(EXERCISE DESCRIPTION):
Reproduce the listing below line for line, with every character unchanged, and leave out the pictures.

(LISTED RECORDS):
*****

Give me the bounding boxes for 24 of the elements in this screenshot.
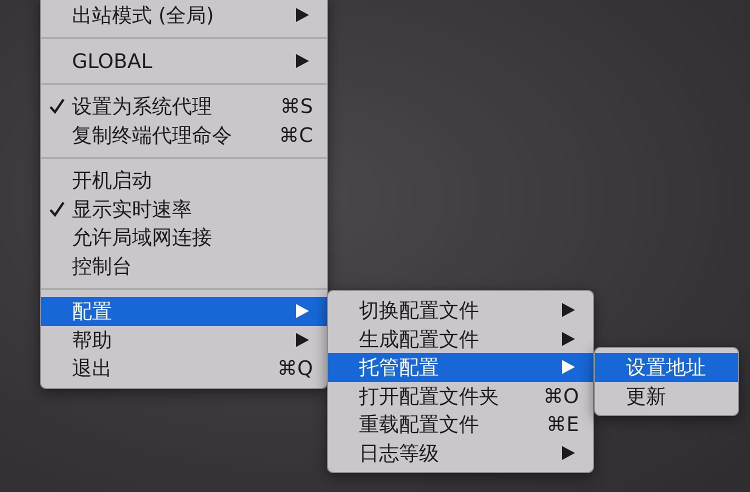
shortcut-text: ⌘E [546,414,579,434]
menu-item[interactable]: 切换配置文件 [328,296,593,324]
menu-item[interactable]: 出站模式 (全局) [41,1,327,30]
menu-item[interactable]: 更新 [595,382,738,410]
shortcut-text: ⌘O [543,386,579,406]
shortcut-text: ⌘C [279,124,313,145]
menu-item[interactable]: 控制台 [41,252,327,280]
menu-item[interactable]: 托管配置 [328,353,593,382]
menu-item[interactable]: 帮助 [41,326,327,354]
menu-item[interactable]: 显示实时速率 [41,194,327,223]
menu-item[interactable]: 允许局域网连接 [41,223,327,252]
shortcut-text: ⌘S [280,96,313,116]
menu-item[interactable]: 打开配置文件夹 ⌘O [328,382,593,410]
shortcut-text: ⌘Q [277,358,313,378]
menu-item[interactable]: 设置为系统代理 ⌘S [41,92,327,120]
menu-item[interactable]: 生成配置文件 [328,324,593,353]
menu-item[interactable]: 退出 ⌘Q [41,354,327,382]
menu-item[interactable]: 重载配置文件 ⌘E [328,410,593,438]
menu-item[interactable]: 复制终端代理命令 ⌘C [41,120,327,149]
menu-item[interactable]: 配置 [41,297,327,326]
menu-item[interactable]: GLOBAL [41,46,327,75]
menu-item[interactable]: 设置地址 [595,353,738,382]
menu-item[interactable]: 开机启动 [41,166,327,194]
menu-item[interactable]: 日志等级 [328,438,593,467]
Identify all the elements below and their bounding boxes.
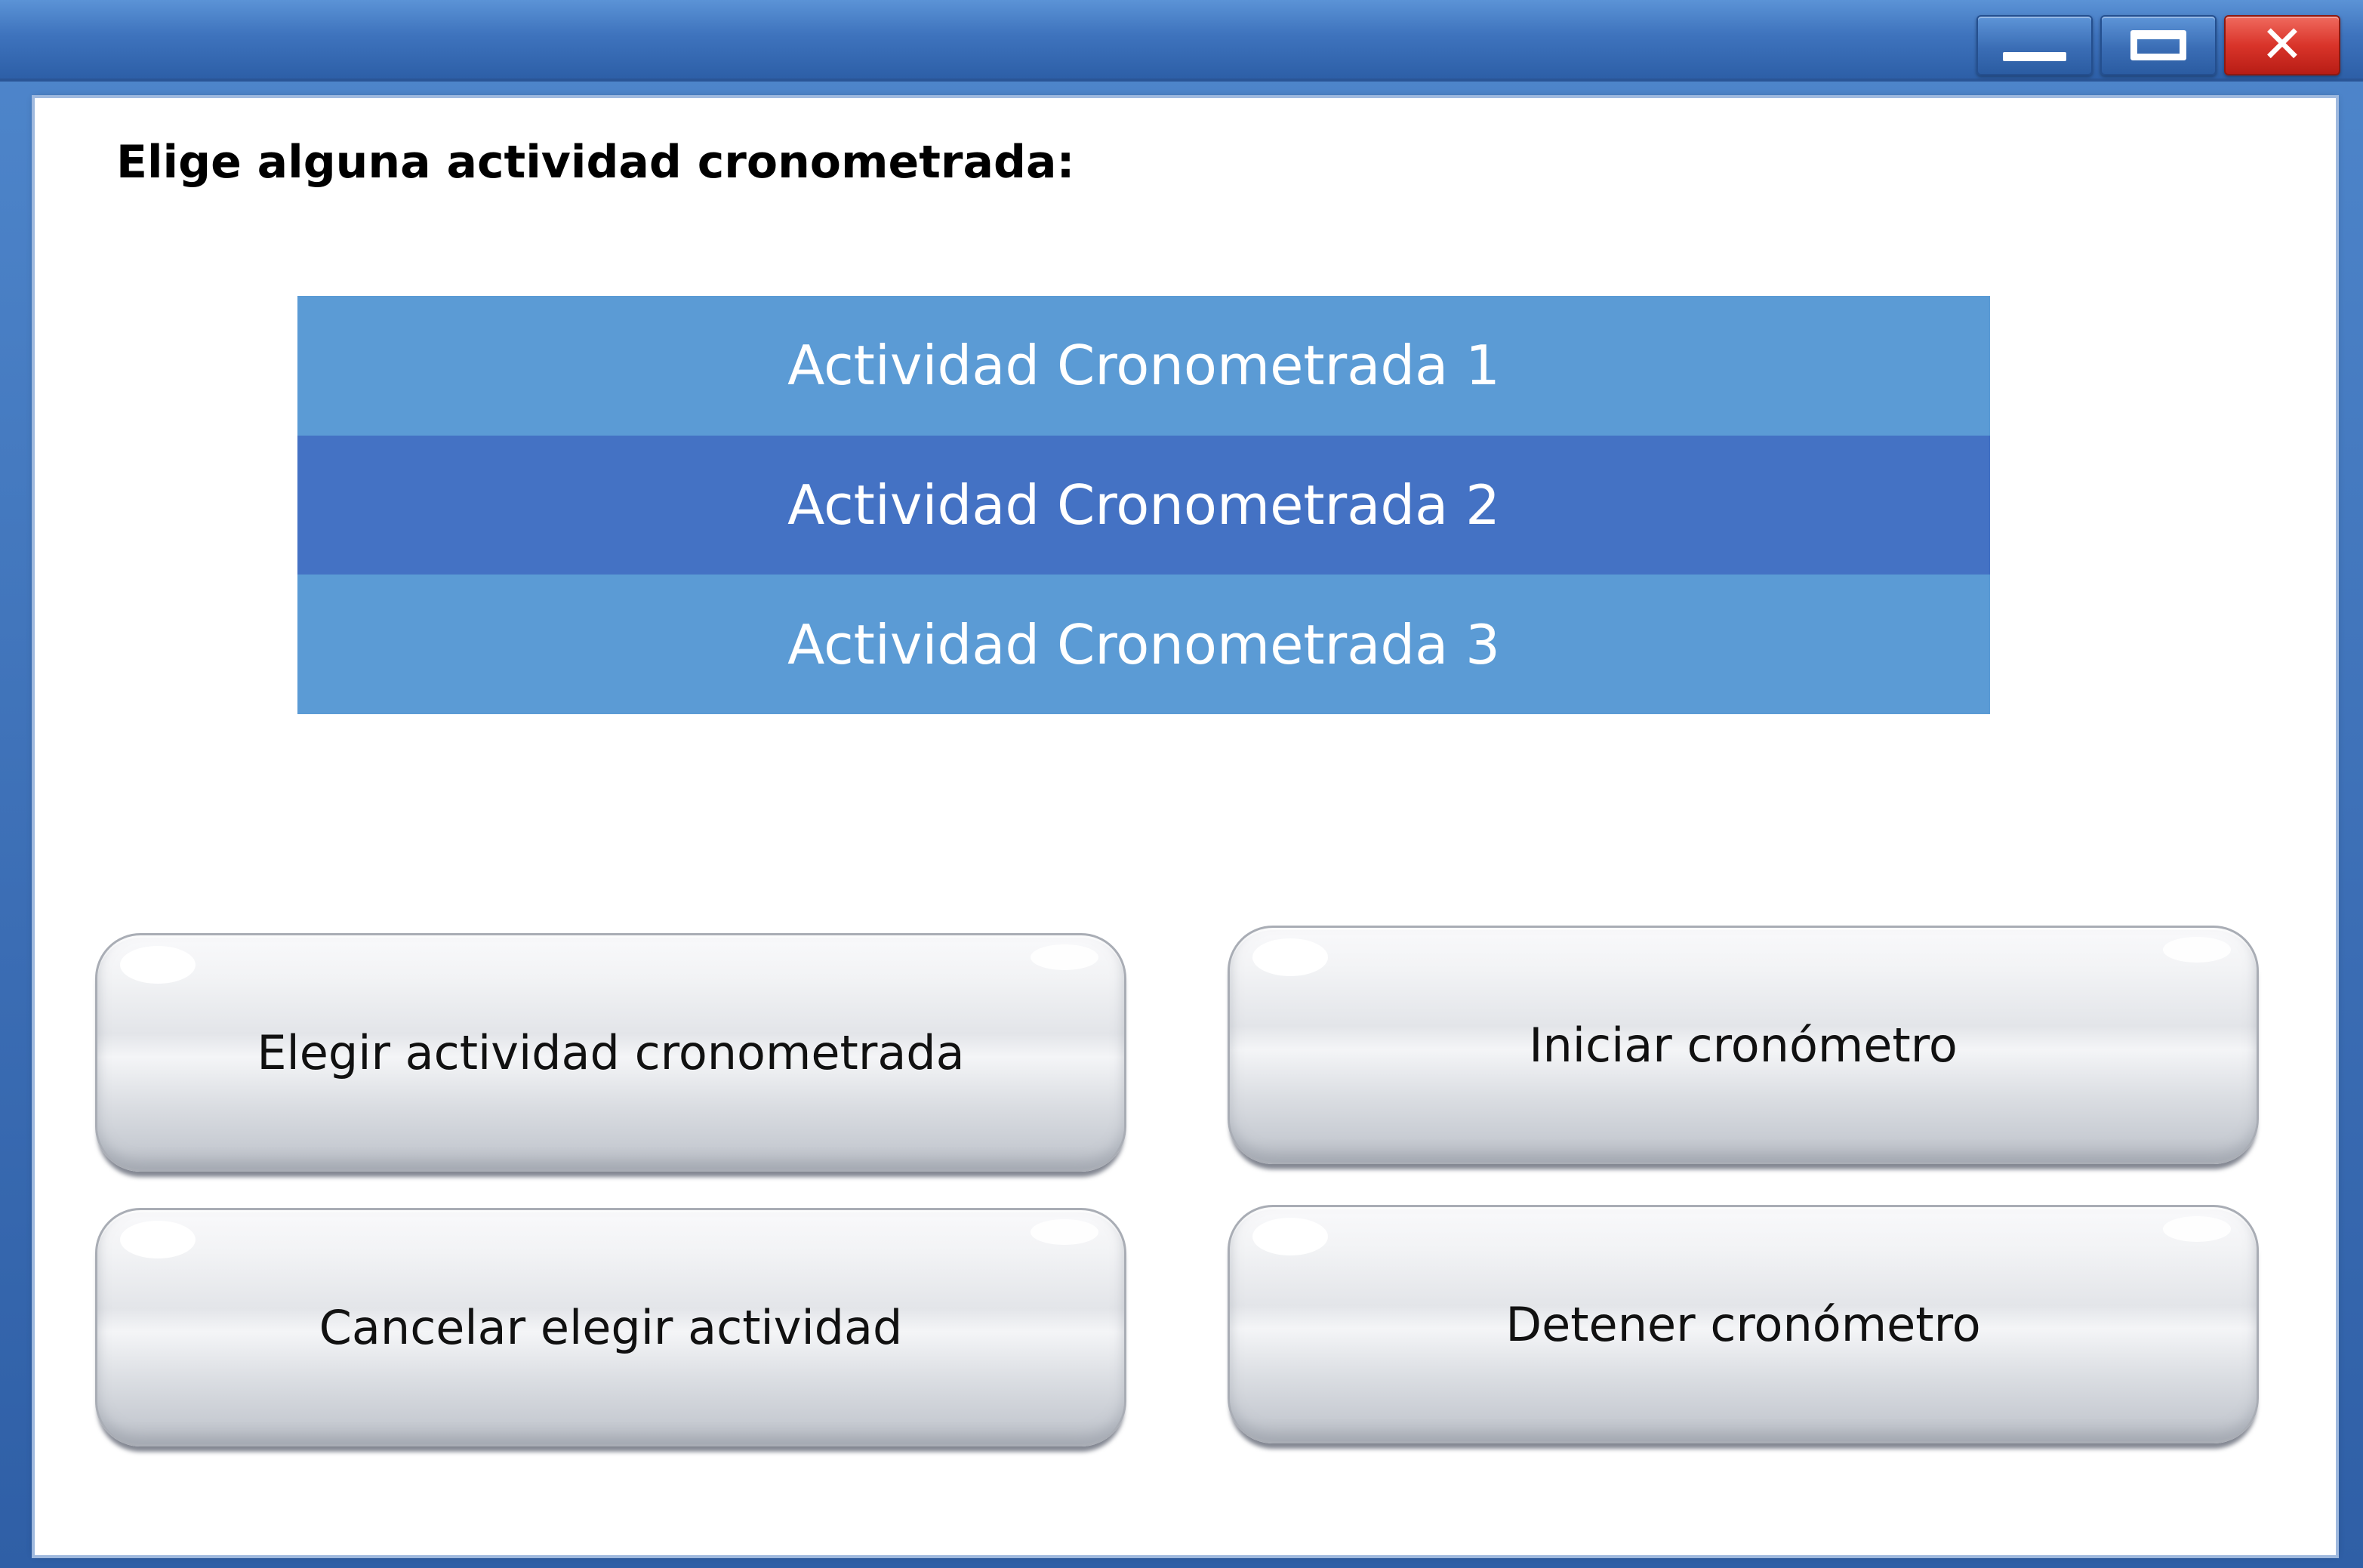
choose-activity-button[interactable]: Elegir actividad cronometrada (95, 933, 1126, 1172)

*****

(WRITTEN RESPONSE):
Give me the bounding boxes for 24 of the elements in this screenshot.
shortcut-text: ⌘E [546,414,579,434]
menu-item[interactable]: 切换配置文件 [328,296,593,324]
menu-item[interactable]: 出站模式 (全局) [41,1,327,30]
menu-item[interactable]: 更新 [595,382,738,410]
shortcut-text: ⌘O [543,386,579,406]
shortcut-text: ⌘C [279,124,313,145]
menu-item[interactable]: 控制台 [41,252,327,280]
menu-item[interactable]: 托管配置 [328,353,593,382]
menu-item[interactable]: 帮助 [41,326,327,354]
menu-item[interactable]: 显示实时速率 [41,194,327,223]
menu-item[interactable]: 允许局域网连接 [41,223,327,252]
shortcut-text: ⌘S [280,96,313,116]
menu-item[interactable]: 打开配置文件夹 ⌘O [328,382,593,410]
shortcut-text: ⌘Q [277,358,313,378]
menu-item[interactable]: 设置为系统代理 ⌘S [41,92,327,120]
menu-item[interactable]: 生成配置文件 [328,324,593,353]
menu-item[interactable]: 退出 ⌘Q [41,354,327,382]
menu-item[interactable]: 重载配置文件 ⌘E [328,410,593,438]
menu-item[interactable]: 复制终端代理命令 ⌘C [41,120,327,149]
menu-item[interactable]: 配置 [41,297,327,326]
menu-item[interactable]: GLOBAL [41,46,327,75]
menu-item[interactable]: 设置地址 [595,353,738,382]
menu-item[interactable]: 开机启动 [41,166,327,194]
menu-item[interactable]: 日志等级 [328,438,593,467]
Identify all the elements below and their bounding boxes.
choose-activity-button[interactable]: Elegir actividad cronometrada (95, 933, 1126, 1172)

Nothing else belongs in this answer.